ITEMS:
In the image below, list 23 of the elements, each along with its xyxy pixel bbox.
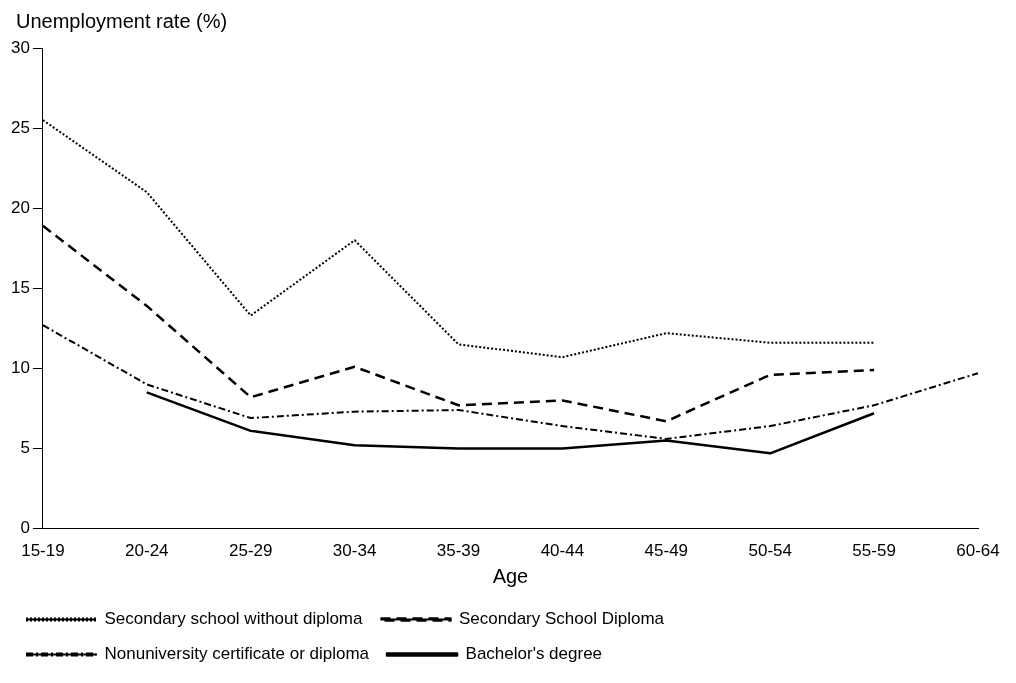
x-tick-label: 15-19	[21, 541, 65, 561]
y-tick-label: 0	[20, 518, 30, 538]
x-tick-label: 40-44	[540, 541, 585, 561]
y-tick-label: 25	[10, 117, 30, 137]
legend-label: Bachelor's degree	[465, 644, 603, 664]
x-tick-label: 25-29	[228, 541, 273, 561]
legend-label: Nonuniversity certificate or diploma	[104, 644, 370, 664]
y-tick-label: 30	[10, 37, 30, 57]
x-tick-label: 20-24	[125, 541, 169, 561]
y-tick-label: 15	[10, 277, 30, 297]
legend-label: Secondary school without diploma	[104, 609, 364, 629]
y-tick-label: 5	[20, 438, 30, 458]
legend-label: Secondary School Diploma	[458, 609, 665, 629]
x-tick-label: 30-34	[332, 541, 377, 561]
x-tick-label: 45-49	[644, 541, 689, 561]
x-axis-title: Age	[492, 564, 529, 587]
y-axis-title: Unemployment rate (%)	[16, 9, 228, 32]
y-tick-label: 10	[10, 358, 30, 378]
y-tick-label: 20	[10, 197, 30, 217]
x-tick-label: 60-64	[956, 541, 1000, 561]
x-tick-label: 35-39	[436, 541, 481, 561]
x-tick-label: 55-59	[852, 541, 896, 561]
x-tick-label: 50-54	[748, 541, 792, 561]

==

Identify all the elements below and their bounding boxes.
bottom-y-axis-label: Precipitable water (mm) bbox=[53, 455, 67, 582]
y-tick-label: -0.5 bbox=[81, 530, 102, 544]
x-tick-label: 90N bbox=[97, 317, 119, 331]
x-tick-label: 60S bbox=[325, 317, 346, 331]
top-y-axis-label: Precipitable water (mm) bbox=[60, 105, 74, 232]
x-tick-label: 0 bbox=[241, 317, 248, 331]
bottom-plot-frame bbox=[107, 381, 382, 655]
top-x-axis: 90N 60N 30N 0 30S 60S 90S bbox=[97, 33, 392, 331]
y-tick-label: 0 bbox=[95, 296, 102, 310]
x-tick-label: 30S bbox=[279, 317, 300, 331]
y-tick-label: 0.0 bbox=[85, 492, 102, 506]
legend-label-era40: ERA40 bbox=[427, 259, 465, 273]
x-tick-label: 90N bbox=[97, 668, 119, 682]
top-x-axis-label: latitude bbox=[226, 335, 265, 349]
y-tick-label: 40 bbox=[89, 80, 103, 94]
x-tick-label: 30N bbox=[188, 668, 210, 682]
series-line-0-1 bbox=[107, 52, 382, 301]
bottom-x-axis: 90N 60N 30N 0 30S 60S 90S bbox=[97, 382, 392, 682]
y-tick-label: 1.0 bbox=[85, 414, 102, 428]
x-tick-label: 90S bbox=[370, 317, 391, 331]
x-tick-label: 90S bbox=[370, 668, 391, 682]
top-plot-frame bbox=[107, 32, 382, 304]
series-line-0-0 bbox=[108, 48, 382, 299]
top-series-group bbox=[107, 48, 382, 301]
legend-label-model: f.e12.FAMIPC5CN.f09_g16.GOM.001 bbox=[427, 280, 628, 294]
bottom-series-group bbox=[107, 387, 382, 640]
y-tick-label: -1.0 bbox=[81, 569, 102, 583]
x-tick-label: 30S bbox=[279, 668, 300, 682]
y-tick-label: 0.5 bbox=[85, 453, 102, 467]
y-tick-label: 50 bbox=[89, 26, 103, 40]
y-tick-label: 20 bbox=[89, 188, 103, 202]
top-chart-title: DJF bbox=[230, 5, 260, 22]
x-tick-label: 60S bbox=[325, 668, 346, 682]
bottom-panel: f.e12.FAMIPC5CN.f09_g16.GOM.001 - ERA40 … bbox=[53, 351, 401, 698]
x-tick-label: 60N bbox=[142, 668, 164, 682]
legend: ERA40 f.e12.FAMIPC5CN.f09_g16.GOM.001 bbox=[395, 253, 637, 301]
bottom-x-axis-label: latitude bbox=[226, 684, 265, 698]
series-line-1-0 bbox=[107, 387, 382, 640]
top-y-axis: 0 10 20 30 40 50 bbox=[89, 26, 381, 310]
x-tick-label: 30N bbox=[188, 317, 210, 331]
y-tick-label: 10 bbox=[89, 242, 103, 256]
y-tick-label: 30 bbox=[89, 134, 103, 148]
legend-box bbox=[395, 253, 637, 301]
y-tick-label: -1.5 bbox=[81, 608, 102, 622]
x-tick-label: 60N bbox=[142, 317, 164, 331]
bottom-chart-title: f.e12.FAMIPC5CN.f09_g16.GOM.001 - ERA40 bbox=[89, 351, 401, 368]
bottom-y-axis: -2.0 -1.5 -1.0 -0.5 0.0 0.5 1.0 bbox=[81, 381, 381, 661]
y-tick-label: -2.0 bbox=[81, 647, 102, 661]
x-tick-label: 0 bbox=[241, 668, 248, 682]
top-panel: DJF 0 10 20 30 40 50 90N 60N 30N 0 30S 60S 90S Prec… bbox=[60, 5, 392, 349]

WHAT YOU SHOULD DO:
Copy out the lines of the listing above, from the line containing "Identify all the" through the line containing "x-tick-label: 60S bbox=[325, 317, 346, 331]", with both of those lines included.

THE ANSWER:
Identify all the elements below and their bounding boxes.
bottom-y-axis-label: Precipitable water (mm) bbox=[53, 455, 67, 582]
y-tick-label: -0.5 bbox=[81, 530, 102, 544]
x-tick-label: 90N bbox=[97, 317, 119, 331]
x-tick-label: 60S bbox=[325, 317, 346, 331]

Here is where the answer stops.